[The problem]: Wherever the string "Refueling" appears in the listing, copy that line.

[Material for the task]:

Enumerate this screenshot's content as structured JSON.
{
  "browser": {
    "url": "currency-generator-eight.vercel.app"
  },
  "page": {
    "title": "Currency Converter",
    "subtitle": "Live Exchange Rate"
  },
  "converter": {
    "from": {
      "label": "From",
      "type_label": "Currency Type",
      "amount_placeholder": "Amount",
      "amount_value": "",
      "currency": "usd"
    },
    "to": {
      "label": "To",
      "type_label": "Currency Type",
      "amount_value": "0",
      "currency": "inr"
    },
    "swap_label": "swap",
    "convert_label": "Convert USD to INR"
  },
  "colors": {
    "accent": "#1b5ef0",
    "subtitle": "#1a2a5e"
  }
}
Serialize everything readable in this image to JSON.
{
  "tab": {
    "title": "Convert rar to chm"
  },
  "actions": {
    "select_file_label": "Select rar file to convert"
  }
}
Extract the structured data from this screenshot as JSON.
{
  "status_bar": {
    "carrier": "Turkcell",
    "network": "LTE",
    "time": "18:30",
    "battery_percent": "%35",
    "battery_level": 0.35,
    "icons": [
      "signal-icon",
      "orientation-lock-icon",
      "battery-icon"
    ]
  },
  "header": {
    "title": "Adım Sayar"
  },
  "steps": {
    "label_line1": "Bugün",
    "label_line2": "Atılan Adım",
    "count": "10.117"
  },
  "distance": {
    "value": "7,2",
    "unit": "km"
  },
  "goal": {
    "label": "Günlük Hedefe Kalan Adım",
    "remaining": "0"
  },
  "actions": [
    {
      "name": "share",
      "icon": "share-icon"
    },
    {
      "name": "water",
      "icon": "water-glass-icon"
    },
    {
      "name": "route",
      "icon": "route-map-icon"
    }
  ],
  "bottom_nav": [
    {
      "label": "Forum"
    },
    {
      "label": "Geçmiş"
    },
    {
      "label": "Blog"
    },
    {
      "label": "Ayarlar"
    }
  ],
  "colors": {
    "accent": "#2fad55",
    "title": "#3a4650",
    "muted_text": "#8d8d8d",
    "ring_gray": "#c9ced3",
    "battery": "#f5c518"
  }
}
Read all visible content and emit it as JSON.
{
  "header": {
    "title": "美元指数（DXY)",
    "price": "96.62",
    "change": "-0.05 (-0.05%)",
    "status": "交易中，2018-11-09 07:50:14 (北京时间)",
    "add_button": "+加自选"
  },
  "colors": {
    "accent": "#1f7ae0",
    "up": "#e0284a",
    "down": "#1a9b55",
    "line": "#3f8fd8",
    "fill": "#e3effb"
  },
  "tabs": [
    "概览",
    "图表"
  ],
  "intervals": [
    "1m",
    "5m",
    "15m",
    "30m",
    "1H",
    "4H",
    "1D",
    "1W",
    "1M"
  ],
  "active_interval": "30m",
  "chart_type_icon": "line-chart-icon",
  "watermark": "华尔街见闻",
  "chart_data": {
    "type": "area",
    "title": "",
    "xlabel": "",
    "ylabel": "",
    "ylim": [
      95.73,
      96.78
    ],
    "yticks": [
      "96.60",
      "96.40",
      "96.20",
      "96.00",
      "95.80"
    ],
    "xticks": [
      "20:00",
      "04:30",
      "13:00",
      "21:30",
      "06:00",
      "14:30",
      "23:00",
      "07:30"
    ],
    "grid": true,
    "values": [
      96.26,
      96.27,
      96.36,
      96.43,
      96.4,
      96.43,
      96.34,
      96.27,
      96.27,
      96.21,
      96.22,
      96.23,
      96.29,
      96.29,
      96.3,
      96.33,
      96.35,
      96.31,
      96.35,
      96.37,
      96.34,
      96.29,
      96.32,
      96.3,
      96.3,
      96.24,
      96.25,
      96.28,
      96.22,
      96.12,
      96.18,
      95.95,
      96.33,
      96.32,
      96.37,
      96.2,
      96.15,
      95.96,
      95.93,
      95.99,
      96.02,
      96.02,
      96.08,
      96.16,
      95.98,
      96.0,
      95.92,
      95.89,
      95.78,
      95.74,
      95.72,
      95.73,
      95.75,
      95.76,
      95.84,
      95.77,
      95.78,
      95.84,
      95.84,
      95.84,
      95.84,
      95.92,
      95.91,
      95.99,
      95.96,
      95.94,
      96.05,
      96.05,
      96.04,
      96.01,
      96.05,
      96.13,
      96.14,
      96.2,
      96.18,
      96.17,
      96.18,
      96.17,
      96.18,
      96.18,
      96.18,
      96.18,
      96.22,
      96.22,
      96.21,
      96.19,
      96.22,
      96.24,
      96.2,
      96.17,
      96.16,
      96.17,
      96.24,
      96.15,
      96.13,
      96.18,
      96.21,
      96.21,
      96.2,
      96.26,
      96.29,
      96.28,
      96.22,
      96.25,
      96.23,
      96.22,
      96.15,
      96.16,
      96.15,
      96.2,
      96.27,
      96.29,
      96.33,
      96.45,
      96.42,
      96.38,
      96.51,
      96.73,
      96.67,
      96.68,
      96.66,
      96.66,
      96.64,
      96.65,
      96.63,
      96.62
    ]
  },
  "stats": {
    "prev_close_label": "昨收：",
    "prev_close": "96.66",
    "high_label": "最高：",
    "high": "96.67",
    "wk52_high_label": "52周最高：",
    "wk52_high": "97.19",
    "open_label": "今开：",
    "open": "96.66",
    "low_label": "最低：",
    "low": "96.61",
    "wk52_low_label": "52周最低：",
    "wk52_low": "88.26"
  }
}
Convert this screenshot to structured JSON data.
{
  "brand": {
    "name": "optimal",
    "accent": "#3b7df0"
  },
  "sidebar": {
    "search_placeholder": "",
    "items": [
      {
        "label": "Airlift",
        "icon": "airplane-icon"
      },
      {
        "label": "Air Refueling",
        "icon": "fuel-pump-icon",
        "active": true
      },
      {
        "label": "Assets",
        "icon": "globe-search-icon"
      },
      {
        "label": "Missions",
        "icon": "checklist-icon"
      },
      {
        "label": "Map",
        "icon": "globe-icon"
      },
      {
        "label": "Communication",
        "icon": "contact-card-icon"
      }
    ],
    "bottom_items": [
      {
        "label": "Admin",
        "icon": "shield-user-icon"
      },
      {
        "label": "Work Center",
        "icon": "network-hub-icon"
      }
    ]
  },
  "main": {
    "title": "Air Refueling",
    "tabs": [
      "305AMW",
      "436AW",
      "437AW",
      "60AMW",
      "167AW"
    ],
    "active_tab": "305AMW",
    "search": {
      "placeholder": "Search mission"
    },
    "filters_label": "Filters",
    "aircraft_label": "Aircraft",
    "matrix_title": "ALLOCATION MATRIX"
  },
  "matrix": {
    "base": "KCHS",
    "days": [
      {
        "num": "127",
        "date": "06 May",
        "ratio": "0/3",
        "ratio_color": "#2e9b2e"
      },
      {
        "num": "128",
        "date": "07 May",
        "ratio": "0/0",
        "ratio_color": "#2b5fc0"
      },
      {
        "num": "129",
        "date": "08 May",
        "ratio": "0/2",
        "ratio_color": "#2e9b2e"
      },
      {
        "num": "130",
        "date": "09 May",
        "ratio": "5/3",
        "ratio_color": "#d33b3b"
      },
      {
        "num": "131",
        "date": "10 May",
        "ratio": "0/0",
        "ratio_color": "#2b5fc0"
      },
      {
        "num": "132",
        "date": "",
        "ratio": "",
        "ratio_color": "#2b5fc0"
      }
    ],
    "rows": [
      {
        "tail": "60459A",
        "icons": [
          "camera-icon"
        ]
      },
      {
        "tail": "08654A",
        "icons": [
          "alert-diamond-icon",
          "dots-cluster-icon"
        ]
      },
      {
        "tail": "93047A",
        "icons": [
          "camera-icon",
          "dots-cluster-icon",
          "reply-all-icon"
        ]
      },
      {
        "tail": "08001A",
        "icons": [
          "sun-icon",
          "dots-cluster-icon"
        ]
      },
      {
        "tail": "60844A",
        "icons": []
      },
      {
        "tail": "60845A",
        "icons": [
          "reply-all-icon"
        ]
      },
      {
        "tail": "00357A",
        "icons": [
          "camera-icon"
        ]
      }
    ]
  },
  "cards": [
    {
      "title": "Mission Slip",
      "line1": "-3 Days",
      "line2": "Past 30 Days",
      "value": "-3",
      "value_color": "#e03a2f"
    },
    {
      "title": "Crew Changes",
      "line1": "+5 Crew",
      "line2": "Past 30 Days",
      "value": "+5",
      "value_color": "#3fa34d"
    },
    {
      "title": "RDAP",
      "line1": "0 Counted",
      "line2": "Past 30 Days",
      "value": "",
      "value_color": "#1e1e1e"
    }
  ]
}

[Response below]:
        "label": "Air Refueling",
    "title": "Air Refueling",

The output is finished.